TASK INSTRUCTIONS | What lines of the data hold the string "之影响于中国小说"? Pull each one out.

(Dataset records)

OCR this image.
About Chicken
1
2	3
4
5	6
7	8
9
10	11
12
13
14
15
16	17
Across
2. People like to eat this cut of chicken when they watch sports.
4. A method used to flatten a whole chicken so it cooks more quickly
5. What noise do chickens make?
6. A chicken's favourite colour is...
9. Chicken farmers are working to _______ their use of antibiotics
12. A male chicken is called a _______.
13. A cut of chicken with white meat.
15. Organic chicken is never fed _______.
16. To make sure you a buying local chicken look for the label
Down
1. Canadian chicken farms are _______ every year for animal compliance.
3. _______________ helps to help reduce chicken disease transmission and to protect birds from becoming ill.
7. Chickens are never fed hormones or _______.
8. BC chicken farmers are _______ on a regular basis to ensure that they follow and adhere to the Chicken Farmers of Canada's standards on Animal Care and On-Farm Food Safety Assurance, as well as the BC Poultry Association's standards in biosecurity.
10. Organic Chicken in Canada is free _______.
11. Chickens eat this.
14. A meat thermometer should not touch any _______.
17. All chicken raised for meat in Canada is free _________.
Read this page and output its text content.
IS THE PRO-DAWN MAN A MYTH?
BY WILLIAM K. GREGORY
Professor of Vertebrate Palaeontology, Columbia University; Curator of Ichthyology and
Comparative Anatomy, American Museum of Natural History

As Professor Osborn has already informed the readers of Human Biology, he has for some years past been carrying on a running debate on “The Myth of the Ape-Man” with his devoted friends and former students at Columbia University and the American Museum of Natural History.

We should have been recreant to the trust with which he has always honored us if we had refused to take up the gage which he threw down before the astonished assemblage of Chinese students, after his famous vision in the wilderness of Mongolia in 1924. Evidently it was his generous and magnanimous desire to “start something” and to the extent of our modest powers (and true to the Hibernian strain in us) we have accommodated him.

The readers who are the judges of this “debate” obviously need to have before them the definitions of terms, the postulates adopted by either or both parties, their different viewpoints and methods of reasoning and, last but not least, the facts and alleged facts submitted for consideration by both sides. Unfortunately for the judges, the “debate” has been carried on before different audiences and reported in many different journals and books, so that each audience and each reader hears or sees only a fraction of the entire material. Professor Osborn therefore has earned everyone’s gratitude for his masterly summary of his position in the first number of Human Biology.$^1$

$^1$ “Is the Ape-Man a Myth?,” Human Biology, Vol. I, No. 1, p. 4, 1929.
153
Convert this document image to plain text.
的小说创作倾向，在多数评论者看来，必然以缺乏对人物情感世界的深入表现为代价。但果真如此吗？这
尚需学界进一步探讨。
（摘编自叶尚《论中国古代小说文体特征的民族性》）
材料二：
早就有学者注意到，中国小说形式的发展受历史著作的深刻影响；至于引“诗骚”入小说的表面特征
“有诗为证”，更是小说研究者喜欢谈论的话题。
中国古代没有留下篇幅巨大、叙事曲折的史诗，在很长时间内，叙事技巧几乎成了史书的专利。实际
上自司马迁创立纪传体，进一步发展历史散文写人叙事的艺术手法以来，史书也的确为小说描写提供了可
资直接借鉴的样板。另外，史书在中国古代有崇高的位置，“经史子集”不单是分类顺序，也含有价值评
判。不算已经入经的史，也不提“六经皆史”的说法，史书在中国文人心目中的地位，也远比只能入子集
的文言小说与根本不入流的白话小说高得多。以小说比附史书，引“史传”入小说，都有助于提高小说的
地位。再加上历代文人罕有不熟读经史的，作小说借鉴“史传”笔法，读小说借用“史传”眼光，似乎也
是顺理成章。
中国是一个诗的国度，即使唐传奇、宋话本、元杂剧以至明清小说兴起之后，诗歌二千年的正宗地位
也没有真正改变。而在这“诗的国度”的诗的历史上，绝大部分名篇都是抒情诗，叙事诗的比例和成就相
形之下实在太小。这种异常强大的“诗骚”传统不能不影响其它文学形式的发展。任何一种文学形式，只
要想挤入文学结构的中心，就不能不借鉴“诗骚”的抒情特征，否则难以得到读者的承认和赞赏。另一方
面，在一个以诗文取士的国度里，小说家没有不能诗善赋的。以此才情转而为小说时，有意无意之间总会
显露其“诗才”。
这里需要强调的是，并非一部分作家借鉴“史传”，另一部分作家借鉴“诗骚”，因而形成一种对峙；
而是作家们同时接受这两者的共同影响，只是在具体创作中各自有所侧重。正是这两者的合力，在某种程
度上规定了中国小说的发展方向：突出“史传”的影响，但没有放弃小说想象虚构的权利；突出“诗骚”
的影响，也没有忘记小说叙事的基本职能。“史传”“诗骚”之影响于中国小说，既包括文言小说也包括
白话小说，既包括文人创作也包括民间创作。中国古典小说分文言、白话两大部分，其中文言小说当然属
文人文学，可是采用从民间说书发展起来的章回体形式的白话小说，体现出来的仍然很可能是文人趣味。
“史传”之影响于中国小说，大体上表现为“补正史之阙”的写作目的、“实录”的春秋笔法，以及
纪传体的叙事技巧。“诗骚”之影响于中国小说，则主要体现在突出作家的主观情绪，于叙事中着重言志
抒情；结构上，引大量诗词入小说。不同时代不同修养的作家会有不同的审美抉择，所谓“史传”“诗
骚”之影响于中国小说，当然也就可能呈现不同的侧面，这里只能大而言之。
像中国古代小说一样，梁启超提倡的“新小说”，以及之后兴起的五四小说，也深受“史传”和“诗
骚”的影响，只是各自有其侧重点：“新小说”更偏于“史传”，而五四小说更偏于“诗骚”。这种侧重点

EXERCISE ANSWER |
的影响，也没有忘记小说叙事的基本职能。“史传”“诗骚”之影响于中国小说，既包括文言小说也包括
“史传”之影响于中国小说，大体上表现为“补正史之阙”的写作目的、“实录”的春秋笔法，以及
纪传体的叙事技巧。“诗骚”之影响于中国小说，则主要体现在突出作家的主观情绪，于叙事中着重言志
骚”之影响于中国小说，当然也就可能呈现不同的侧面，这里只能大而言之。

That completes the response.